Objective: Go through the records and extract every line with the word "Onion".

Data section:
## BEGIN
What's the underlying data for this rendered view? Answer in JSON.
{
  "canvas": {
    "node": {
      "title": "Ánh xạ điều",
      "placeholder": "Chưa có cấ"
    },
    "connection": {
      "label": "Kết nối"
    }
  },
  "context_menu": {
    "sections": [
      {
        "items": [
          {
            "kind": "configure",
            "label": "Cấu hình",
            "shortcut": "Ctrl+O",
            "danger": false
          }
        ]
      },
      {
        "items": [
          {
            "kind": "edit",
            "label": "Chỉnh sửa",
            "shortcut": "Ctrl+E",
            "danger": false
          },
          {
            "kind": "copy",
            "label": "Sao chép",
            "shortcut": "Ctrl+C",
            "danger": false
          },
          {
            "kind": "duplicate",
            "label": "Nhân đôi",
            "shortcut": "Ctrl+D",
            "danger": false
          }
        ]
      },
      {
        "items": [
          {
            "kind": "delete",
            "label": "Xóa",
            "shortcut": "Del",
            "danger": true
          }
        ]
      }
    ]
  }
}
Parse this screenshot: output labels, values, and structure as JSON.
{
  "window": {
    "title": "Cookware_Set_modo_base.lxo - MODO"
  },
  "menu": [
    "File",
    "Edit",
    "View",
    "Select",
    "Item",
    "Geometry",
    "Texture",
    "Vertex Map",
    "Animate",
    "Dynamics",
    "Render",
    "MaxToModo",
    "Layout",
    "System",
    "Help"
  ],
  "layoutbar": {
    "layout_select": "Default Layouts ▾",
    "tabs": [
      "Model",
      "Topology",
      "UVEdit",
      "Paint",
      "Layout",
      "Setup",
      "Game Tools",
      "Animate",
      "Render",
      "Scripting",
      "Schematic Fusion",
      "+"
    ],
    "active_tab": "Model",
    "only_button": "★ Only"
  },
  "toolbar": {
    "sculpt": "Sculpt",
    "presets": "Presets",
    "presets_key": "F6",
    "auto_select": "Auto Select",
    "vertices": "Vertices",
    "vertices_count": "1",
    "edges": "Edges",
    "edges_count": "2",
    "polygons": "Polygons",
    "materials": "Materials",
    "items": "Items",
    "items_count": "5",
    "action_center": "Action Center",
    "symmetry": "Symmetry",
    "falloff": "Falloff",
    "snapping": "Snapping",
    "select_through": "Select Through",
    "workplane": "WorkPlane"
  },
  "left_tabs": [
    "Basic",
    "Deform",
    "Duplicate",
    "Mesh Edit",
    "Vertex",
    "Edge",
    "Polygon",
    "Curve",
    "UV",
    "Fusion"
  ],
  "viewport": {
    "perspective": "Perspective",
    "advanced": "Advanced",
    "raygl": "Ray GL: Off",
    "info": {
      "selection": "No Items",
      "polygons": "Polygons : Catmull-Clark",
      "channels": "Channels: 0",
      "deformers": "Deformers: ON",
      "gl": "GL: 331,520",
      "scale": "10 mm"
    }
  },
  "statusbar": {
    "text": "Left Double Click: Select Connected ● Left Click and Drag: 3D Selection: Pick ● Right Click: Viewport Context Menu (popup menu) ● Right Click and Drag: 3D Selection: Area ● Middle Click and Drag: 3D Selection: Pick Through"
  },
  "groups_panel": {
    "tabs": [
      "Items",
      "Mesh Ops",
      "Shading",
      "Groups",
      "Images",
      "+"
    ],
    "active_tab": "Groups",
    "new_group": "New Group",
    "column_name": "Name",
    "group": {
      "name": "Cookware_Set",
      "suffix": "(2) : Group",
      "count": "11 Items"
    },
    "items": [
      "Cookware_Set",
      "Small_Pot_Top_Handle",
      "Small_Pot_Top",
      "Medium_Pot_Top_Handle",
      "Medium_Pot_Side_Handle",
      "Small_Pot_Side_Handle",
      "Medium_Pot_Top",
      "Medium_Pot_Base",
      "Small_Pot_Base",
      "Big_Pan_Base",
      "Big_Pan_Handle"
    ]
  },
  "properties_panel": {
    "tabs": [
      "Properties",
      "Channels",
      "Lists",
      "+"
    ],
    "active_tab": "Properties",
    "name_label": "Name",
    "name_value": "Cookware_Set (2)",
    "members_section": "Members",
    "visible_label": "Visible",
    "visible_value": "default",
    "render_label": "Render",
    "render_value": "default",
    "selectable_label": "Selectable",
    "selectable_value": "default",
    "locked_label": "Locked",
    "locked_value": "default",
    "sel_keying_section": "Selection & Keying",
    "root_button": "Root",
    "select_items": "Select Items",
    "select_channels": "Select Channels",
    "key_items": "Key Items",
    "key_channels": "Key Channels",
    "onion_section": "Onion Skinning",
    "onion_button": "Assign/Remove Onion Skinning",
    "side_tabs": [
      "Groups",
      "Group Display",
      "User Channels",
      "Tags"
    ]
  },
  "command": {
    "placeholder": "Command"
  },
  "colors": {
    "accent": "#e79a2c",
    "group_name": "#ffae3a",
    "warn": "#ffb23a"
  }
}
## END
The result:
    "onion_section": "Onion Skinning",
    "onion_button": "Assign/Remove Onion Skinning",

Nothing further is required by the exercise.